[Collected data entries]
━━━

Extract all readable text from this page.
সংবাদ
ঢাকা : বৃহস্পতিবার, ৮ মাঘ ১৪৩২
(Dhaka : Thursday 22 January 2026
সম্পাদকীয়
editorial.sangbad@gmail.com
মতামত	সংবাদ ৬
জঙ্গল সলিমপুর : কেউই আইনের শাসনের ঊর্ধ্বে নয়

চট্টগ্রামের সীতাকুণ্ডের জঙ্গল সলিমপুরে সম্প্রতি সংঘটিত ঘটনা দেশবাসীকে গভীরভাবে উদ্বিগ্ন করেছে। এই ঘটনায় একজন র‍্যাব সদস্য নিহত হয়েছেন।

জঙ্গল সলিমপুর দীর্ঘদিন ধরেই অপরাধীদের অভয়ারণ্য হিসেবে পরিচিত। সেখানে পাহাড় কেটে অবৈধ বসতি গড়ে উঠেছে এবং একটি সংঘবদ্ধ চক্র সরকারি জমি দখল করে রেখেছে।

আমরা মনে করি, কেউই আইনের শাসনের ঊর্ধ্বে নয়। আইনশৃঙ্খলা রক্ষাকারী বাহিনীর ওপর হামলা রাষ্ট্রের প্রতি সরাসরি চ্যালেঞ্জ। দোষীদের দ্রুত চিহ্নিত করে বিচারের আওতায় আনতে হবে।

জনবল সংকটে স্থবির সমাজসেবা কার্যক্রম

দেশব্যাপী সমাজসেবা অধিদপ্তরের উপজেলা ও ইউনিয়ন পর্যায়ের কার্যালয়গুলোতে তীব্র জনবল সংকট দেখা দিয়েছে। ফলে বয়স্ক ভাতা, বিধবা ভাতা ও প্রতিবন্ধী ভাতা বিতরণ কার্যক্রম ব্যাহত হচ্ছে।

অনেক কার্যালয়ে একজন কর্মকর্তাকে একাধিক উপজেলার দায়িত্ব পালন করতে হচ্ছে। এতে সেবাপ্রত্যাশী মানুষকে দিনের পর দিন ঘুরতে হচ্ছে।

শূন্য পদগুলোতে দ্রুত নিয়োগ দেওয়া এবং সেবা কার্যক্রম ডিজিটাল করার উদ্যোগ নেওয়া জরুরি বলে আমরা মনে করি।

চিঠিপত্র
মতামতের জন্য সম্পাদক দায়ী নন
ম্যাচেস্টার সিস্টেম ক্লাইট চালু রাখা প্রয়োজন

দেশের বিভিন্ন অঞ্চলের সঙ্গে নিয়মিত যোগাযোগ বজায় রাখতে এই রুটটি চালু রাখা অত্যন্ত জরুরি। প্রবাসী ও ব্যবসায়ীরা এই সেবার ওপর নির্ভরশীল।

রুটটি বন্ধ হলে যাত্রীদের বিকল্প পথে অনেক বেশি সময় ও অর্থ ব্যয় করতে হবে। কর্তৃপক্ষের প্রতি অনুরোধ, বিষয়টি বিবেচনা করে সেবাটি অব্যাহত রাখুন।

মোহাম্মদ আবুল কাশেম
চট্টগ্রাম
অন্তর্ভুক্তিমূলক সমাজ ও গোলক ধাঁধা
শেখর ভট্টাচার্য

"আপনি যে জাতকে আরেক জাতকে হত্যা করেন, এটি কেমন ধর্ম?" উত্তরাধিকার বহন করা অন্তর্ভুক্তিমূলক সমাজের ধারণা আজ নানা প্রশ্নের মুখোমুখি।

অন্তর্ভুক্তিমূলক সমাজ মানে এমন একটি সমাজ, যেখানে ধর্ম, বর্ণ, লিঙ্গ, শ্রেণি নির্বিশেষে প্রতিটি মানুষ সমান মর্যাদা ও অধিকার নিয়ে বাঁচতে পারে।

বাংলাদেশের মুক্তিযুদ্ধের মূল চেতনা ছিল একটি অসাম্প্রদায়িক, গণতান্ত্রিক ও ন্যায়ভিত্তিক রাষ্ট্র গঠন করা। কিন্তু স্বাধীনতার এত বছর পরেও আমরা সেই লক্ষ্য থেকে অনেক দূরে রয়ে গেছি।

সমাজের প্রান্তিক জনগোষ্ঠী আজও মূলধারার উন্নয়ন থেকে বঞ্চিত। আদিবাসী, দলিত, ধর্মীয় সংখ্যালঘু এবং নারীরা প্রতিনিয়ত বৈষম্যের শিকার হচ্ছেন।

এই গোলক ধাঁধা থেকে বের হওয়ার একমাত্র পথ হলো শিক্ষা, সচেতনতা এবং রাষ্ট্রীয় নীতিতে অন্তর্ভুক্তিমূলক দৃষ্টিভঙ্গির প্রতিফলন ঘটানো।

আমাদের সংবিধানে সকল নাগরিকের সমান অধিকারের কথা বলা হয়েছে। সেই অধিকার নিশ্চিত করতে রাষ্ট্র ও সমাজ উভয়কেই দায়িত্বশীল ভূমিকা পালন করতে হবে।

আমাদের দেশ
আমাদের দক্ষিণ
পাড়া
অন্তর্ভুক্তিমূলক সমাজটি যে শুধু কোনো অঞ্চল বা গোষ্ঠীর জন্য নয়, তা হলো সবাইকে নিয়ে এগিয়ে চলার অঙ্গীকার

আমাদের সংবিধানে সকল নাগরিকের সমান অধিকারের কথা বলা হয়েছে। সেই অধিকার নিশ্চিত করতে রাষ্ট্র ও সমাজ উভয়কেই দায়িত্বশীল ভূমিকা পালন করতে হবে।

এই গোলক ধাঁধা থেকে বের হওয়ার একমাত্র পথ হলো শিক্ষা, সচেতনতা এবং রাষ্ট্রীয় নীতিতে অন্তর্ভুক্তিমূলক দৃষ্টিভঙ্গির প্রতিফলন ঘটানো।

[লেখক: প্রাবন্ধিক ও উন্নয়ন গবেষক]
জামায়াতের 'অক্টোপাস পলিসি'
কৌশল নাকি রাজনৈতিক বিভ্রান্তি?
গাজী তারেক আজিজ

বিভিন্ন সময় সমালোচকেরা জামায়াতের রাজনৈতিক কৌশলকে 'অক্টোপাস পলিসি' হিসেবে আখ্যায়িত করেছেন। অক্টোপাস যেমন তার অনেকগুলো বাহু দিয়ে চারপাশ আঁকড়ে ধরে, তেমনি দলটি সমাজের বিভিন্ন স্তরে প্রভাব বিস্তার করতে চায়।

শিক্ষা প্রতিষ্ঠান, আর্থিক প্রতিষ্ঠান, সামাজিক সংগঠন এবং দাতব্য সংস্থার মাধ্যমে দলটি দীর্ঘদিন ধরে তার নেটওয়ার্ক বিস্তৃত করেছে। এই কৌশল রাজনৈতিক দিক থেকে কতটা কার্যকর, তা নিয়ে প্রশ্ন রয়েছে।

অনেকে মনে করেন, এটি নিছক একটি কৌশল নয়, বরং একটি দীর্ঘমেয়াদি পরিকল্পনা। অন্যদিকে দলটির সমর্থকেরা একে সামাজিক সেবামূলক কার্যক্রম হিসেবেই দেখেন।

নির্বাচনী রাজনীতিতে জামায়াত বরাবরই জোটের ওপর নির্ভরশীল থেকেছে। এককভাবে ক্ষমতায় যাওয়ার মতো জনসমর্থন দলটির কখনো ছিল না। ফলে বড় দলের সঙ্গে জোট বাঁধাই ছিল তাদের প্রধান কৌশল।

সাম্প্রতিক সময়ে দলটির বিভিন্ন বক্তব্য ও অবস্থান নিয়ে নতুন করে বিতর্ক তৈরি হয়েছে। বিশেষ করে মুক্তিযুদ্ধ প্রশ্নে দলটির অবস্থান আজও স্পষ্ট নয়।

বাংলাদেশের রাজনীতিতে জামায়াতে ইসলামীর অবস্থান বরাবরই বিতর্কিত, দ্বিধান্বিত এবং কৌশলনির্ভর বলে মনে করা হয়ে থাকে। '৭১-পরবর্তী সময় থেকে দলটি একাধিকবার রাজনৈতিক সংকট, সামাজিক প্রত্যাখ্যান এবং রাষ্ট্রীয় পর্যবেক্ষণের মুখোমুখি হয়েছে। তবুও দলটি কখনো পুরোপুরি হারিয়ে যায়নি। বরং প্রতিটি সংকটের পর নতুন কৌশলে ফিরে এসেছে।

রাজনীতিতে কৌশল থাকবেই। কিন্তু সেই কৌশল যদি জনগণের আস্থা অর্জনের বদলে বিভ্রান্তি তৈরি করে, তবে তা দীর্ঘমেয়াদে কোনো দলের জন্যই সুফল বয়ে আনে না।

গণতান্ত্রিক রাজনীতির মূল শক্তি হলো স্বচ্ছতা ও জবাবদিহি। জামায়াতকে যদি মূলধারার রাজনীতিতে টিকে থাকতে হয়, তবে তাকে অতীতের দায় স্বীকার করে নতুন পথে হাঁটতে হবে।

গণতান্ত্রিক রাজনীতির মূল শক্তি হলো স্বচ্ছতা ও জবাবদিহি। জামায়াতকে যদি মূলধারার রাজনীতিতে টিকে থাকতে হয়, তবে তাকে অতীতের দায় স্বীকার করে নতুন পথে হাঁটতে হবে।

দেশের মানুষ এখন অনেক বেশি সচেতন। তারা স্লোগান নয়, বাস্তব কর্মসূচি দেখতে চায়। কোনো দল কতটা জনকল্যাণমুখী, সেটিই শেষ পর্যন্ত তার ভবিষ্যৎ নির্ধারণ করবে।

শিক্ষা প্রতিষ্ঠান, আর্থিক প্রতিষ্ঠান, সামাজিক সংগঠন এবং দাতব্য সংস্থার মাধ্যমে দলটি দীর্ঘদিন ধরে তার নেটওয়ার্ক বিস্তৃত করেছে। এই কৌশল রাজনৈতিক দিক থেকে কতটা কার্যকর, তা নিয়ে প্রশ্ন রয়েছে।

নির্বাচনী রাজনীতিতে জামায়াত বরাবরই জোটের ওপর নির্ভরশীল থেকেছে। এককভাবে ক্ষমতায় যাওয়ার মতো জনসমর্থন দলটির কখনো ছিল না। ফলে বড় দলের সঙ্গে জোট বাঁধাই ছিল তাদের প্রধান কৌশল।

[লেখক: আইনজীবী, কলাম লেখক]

━━━

_Exercise prompt_
Write out each line of the data that holds the string "জনবল".

_Task answer_
জনবল সংকটে স্থবির সমাজসেবা কার্যক্রম
দেশব্যাপী সমাজসেবা অধিদপ্তরের উপজেলা ও ইউনিয়ন পর্যায়ের কার্যালয়গুলোতে তীব্র জনবল সংকট দেখা দিয়েছে। ফলে বয়স্ক ভাতা, বিধবা ভাতা ও প্রতিবন্ধী ভাতা বিতরণ কার্যক্রম ব্যাহত হচ্ছে।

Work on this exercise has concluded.